## BEGIN RECORDS PROVIDED

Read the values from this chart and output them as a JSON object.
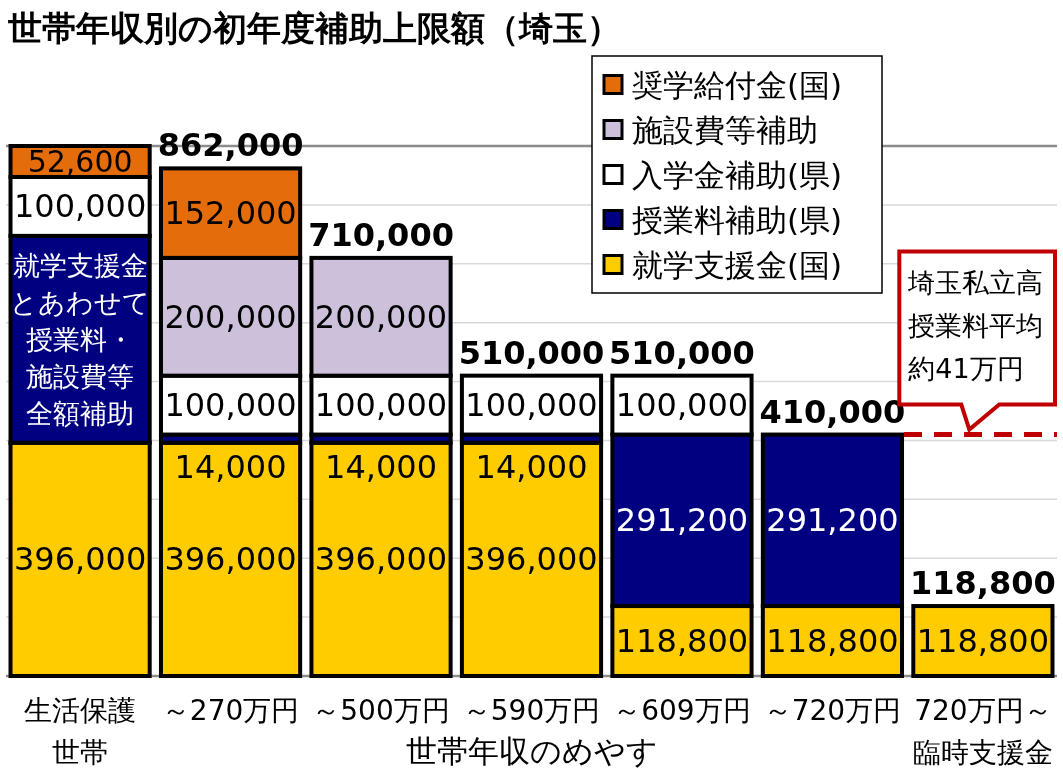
{
  "chart_data": {
    "type": "bar",
    "title": "世帯年収別の初年度補助上限額（埼玉）",
    "xlabel": "世帯年収のめやす",
    "categories": [
      "生活保護世帯",
      "～270万円",
      "～500万円",
      "～590万円",
      "～609万円",
      "～720万円",
      "720万円～臨時支援金"
    ],
    "stacked": true,
    "series": [
      {
        "name": "就学支援金(国)",
        "color": "#ffcc00",
        "values": [
          396000,
          396000,
          396000,
          396000,
          118800,
          118800,
          118800
        ],
        "value_labels": [
          "396,000",
          "396,000",
          "396,000",
          "396,000",
          "118,800",
          "118,800",
          "118,800"
        ]
      },
      {
        "name": "授業料補助(県)",
        "color": "#000080",
        "values": [
          351400,
          14000,
          14000,
          14000,
          291200,
          291200,
          null
        ],
        "value_labels": [
          null,
          "14,000",
          "14,000",
          "14,000",
          "291,200",
          "291,200",
          null
        ]
      },
      {
        "name": "入学金補助(県)",
        "color": "#ffffff",
        "values": [
          100000,
          100000,
          100000,
          100000,
          100000,
          null,
          null
        ],
        "value_labels": [
          "100,000",
          "100,000",
          "100,000",
          "100,000",
          "100,000",
          null,
          null
        ]
      },
      {
        "name": "施設費等補助",
        "color": "#ccc0da",
        "values": [
          null,
          200000,
          200000,
          null,
          null,
          null,
          null
        ],
        "value_labels": [
          null,
          "200,000",
          "200,000",
          null,
          null,
          null,
          null
        ]
      },
      {
        "name": "奨学給付金(国)",
        "color": "#e46c0a",
        "values": [
          52600,
          152000,
          null,
          null,
          null,
          null,
          null
        ],
        "value_labels": [
          "52,600",
          "152,000",
          null,
          null,
          null,
          null,
          null
        ]
      }
    ],
    "totals": [
      null,
      "862,000",
      "710,000",
      "510,000",
      "510,000",
      "410,000",
      "118,800"
    ],
    "ylim": [
      0,
      900000
    ],
    "yticks": [
      {
        "value": 0,
        "label": null
      },
      {
        "value": 100000,
        "label": null
      },
      {
        "value": 200000,
        "label": null
      },
      {
        "value": 300000,
        "label": null
      },
      {
        "value": 400000,
        "label": null
      },
      {
        "value": 500000,
        "label": null
      },
      {
        "value": 600000,
        "label": null
      },
      {
        "value": 700000,
        "label": null
      },
      {
        "value": 800000,
        "label": null
      },
      {
        "value": 900000,
        "label": null
      }
    ],
    "grid": "y",
    "tick_labels": "x",
    "legend": "top right",
    "ref_lines": [
      {
        "axis": "y",
        "value": 410000,
        "label": "埼玉私立高授業料平均約41万円",
        "color": "#c00000",
        "line_style": "dashed"
      }
    ],
    "annotations": [
      "就学支援金とあわせて授業料・施設費等全額補助"
    ]
  }
}
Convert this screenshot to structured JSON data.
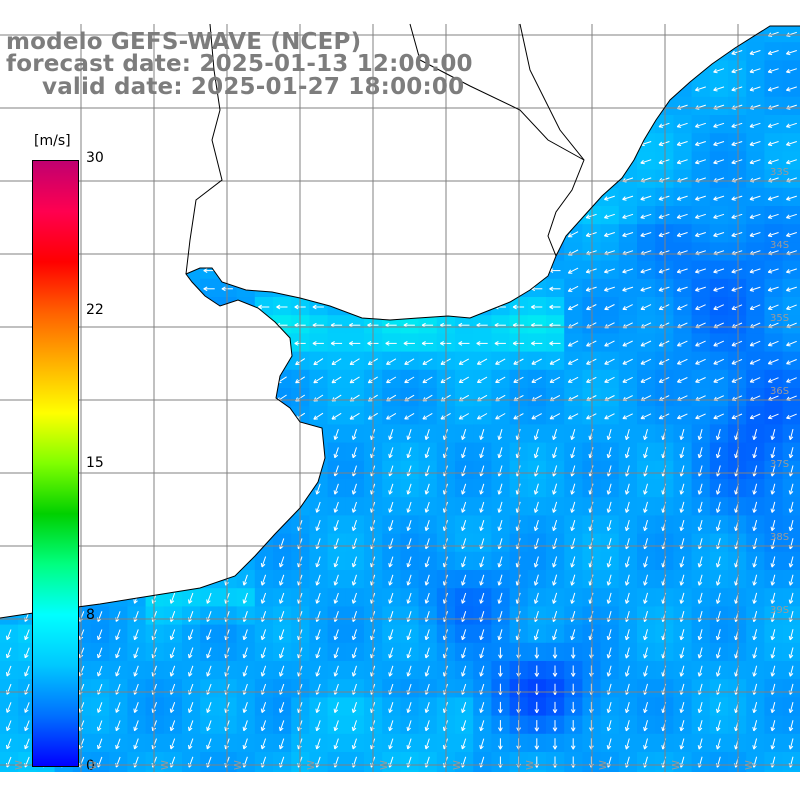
{
  "titles": {
    "line1": "modelo GEFS-WAVE (NCEP)",
    "line2": "forecast date: 2025-01-13 12:00:00",
    "line3": "valid date: 2025-01-27 18:00:00"
  },
  "colorbar": {
    "unit": "[m/s]",
    "ticks": [
      "30",
      "22",
      "15",
      "8",
      "0"
    ],
    "range": [
      0,
      30
    ],
    "colors": [
      "#0000ff",
      "#0070ff",
      "#00c8ff",
      "#00ffff",
      "#00ff80",
      "#00d000",
      "#80ff00",
      "#ffff00",
      "#ffb000",
      "#ff6000",
      "#ff0000",
      "#ff0050",
      "#c00070"
    ]
  },
  "map": {
    "variable": "wind speed and direction",
    "latitude_labels": [
      "33S",
      "34S",
      "35S",
      "36S",
      "37S",
      "38S",
      "39S"
    ],
    "longitude_labels": [
      "W",
      "W",
      "W",
      "W",
      "W",
      "W",
      "W",
      "W",
      "W",
      "W",
      "W"
    ],
    "land_color": "#ffffff",
    "grid_color": "#808080",
    "coast_color": "#000000",
    "arrow_color": "#ffffff"
  }
}
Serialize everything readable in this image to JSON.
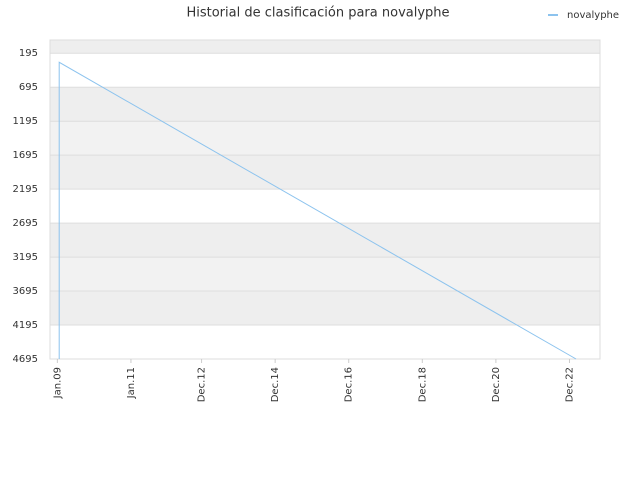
{
  "chart_data": {
    "type": "line",
    "title": "Historial de clasificación para novalyphe",
    "x": [
      2009.05,
      2009.05,
      2023.1
    ],
    "series": [
      {
        "name": "novalyphe",
        "color": "#8cc3ee",
        "values": [
          4695,
          328,
          4695
        ]
      }
    ],
    "xlim": [
      2008.8,
      2023.75
    ],
    "xticks": [
      {
        "value": 2009.0,
        "label": "Jan.09"
      },
      {
        "value": 2011.0,
        "label": "Jan.11"
      },
      {
        "value": 2012.92,
        "label": "Dec.12"
      },
      {
        "value": 2014.92,
        "label": "Dec.14"
      },
      {
        "value": 2016.92,
        "label": "Dec.16"
      },
      {
        "value": 2018.92,
        "label": "Dec.18"
      },
      {
        "value": 2020.92,
        "label": "Dec.20"
      },
      {
        "value": 2022.92,
        "label": "Dec.22"
      }
    ],
    "ylim": [
      0,
      4695
    ],
    "y_inverted": true,
    "yticks": [
      195,
      695,
      1195,
      1695,
      2195,
      2695,
      3195,
      3695,
      4195,
      4695
    ],
    "grid": true,
    "legend": "top-right"
  }
}
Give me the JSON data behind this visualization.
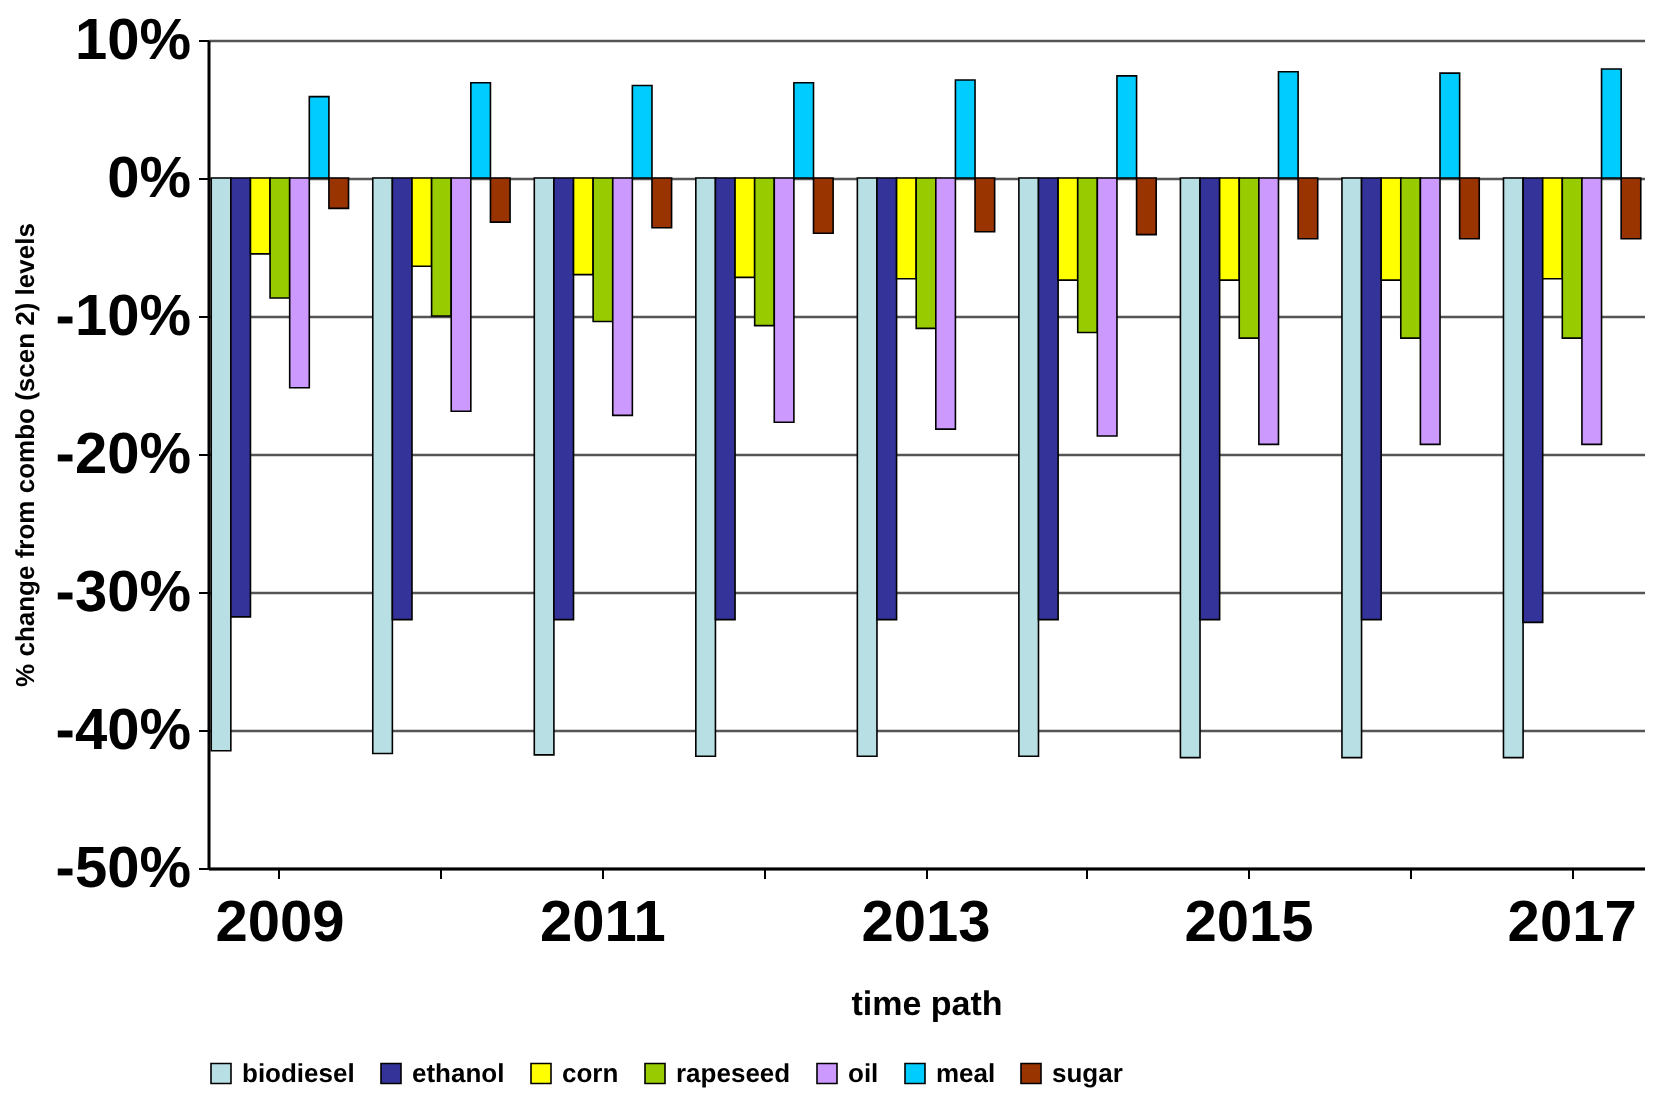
{
  "chart_data": {
    "type": "bar",
    "xlabel": "time path",
    "ylabel": "% change from combo (scen 2) levels",
    "categories": [
      "2009",
      null,
      "2011",
      null,
      "2013",
      null,
      "2015",
      null,
      "2017"
    ],
    "series": [
      {
        "name": "biodiesel",
        "color": "#b8e0e4",
        "values": [
          -41.5,
          -41.7,
          -41.8,
          -41.9,
          -41.9,
          -41.9,
          -42,
          -42,
          -42
        ]
      },
      {
        "name": "ethanol",
        "color": "#333399",
        "values": [
          -31.8,
          -32,
          -32,
          -32,
          -32,
          -32,
          -32,
          -32,
          -32.2
        ]
      },
      {
        "name": "corn",
        "color": "#ffff00",
        "values": [
          -5.5,
          -6.4,
          -7,
          -7.2,
          -7.3,
          -7.4,
          -7.4,
          -7.4,
          -7.3
        ]
      },
      {
        "name": "rapeseed",
        "color": "#99cc00",
        "values": [
          -8.7,
          -10,
          -10.4,
          -10.7,
          -10.9,
          -11.2,
          -11.6,
          -11.6,
          -11.6
        ]
      },
      {
        "name": "oil",
        "color": "#cc99ff",
        "values": [
          -15.2,
          -16.9,
          -17.2,
          -17.7,
          -18.2,
          -18.7,
          -19.3,
          -19.3,
          -19.3
        ]
      },
      {
        "name": "meal",
        "color": "#00ccff",
        "values": [
          5.9,
          6.9,
          6.7,
          6.9,
          7.1,
          7.4,
          7.7,
          7.6,
          7.9
        ]
      },
      {
        "name": "sugar",
        "color": "#993300",
        "values": [
          -2.2,
          -3.2,
          -3.6,
          -4,
          -3.9,
          -4.1,
          -4.4,
          -4.4,
          -4.4
        ]
      }
    ],
    "ylim": [
      -50,
      10
    ],
    "yticks": [
      {
        "value": -50,
        "label": "-50%"
      },
      {
        "value": -40,
        "label": "-40%"
      },
      {
        "value": -30,
        "label": "-30%"
      },
      {
        "value": -20,
        "label": "-20%"
      },
      {
        "value": -10,
        "label": "-10%"
      },
      {
        "value": 0,
        "label": "0%"
      },
      {
        "value": 10,
        "label": "10%"
      }
    ],
    "grid": "y",
    "legend": "bottom"
  }
}
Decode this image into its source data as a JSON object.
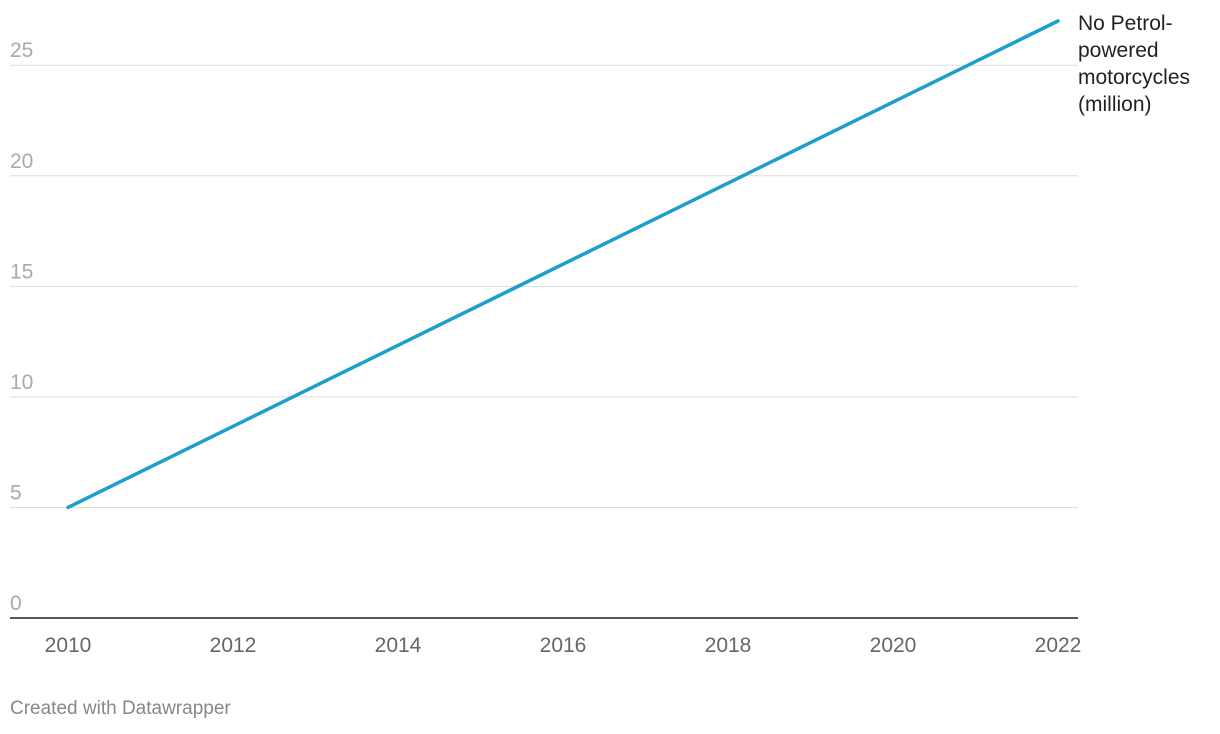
{
  "chart_data": {
    "type": "line",
    "x": [
      2010,
      2022
    ],
    "series": [
      {
        "name": "No Petrol-powered motorcycles (million)",
        "color": "#1d9fcb",
        "values": [
          5,
          27
        ]
      }
    ],
    "xlim": [
      2010,
      2022
    ],
    "xticks": [
      2010,
      2012,
      2014,
      2016,
      2018,
      2020,
      2022
    ],
    "ylim": [
      0,
      27
    ],
    "yticks": [
      0,
      5,
      10,
      15,
      20,
      25
    ],
    "grid": true,
    "credit": "Created with Datawrapper"
  }
}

## END RECORDS PROVIDED

### AIM
Show the lines of the records that include the string "ffffff".

### TASK OUTPUT
        "color": "#ffffff",
    "land_color": "#ffffff",
    "arrow_color": "#ffffff"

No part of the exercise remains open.